[Your objective]
Convert every line of the material below into a JSON list of strings, one string per line, skipping blank lines. Leave the pictures out of your answer.

Element boundary records
<<<<
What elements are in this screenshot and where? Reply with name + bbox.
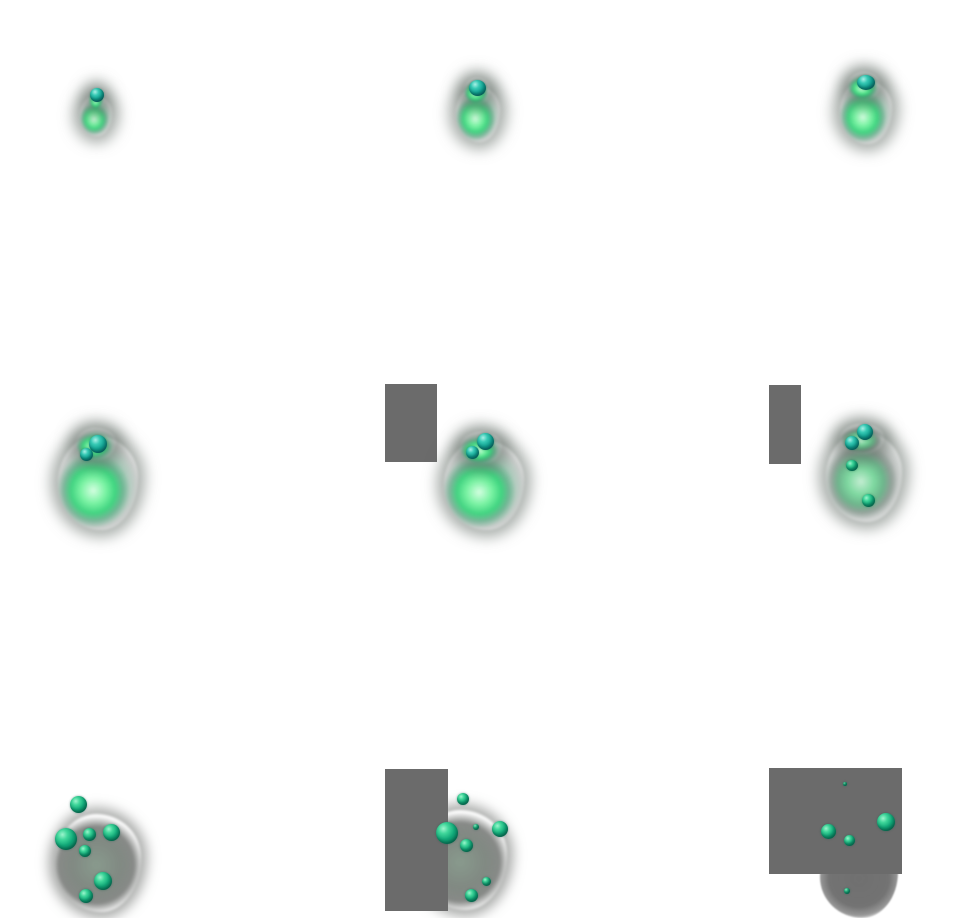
cell-sphere <box>482 877 491 886</box>
cell-sphere <box>492 821 508 837</box>
panel-r3c3[interactable] <box>384 384 902 918</box>
cell-sphere <box>55 828 77 850</box>
cell-sphere <box>844 835 855 846</box>
panel-r1c1[interactable] <box>0 0 192 192</box>
panel-r1c4[interactable] <box>576 0 768 192</box>
panel-r2c1[interactable] <box>0 192 192 530</box>
cell-sphere <box>862 494 875 507</box>
cell-sphere <box>90 88 104 102</box>
cell-sphere <box>857 75 875 90</box>
cell-sphere <box>79 845 91 857</box>
cell-sphere <box>94 872 112 890</box>
panel-r2c4[interactable] <box>576 192 768 384</box>
panel-r2c5[interactable] <box>768 192 960 384</box>
cell-sphere <box>70 796 87 813</box>
cell-sphere <box>477 433 494 450</box>
cell-sphere <box>857 424 873 440</box>
cell-sphere <box>460 839 473 852</box>
cell-sphere <box>103 824 120 841</box>
cell-sphere <box>436 822 458 844</box>
panel-r3c2[interactable] <box>192 384 508 911</box>
cell-sphere <box>83 828 96 841</box>
panel-r2c3[interactable] <box>384 192 902 522</box>
cell-sphere <box>80 448 93 461</box>
cell-sphere <box>845 436 859 450</box>
cell-sphere <box>821 824 836 839</box>
cell-sphere <box>457 793 469 805</box>
cell-sphere <box>89 435 107 453</box>
occlusion-mask <box>385 384 437 462</box>
panel-r1c5[interactable] <box>768 0 960 192</box>
panel-r2c2[interactable] <box>192 192 524 530</box>
panel-r1c3[interactable] <box>384 0 892 192</box>
cell-sphere <box>877 813 895 831</box>
cell-sphere <box>843 782 847 786</box>
cell-sphere <box>469 80 486 96</box>
panel-r1c2[interactable] <box>192 0 500 192</box>
panel-r3c1[interactable] <box>0 384 192 912</box>
cell-sphere <box>465 889 478 902</box>
cell-sphere <box>79 889 93 903</box>
cell-sphere <box>846 460 858 471</box>
panel-r3c4[interactable] <box>576 384 768 576</box>
cell-sphere <box>844 888 850 894</box>
panel-r3c5[interactable] <box>768 384 960 576</box>
cell-sphere <box>473 824 479 830</box>
occlusion-mask <box>769 385 801 464</box>
cell-sphere <box>466 446 479 459</box>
>>>>
[Exercise result]
[
  "What elements are in this screenshot and where? Reply with name + bbox.",
  "cell-sphere <box>482 877 491 886</box>",
  "cell-sphere <box>492 821 508 837</box>",
  "panel-r3c3[interactable] <box>384 384 902 918</box>",
  "cell-sphere <box>55 828 77 850</box>",
  "cell-sphere <box>844 835 855 846</box>",
  "panel-r1c1[interactable] <box>0 0 192 192</box>",
  "panel-r1c4[interactable] <box>576 0 768 192</box>",
  "panel-r2c1[interactable] <box>0 192 192 530</box>",
  "cell-sphere <box>862 494 875 507</box>",
  "cell-sphere <box>90 88 104 102</box>",
  "cell-sphere <box>857 75 875 90</box>",
  "cell-sphere <box>79 845 91 857</box>",
  "cell-sphere <box>94 872 112 890</box>",
  "panel-r2c4[interactable] <box>576 192 768 384</box>",
  "panel-r2c5[interactable] <box>768 192 960 384</box>",
  "cell-sphere <box>70 796 87 813</box>",
  "cell-sphere <box>477 433 494 450</box>",
  "cell-sphere <box>857 424 873 440</box>",
  "cell-sphere <box>460 839 473 852</box>",
  "cell-sphere <box>103 824 120 841</box>",
  "cell-sphere <box>436 822 458 844</box>",
  "panel-r3c2[interactable] <box>192 384 508 911</box>",
  "cell-sphere <box>83 828 96 841</box>",
  "panel-r2c3[interactable] <box>384 192 902 522</box>",
  "cell-sphere <box>80 448 93 461</box>",
  "cell-sphere <box>845 436 859 450</box>",
  "cell-sphere <box>821 824 836 839</box>",
  "cell-sphere <box>457 793 469 805</box>",
  "cell-sphere <box>89 435 107 453</box>",
  "occlusion-mask <box>385 384 437 462</box>",
  "panel-r1c5[interactable] <box>768 0 960 192</box>",
  "panel-r2c2[interactable] <box>192 192 524 530</box>",
  "panel-r1c3[interactable] <box>384 0 892 192</box>",
  "cell-sphere <box>877 813 895 831</box>",
  "cell-sphere <box>843 782 847 786</box>",
  "cell-sphere <box>469 80 486 96</box>",
  "panel-r1c2[interactable] <box>192 0 500 192</box>",
  "panel-r3c1[interactable] <box>0 384 192 912</box>",
  "cell-sphere <box>465 889 478 902</box>",
  "cell-sphere <box>79 889 93 903</box>",
  "cell-sphere <box>846 460 858 471</box>",
  "panel-r3c4[interactable] <box>576 384 768 576</box>",
  "cell-sphere <box>844 888 850 894</box>",
  "panel-r3c5[interactable] <box>768 384 960 576</box>",
  "cell-sphere <box>473 824 479 830</box>",
  "occlusion-mask <box>769 385 801 464</box>",
  "cell-sphere <box>466 446 479 459</box>"
]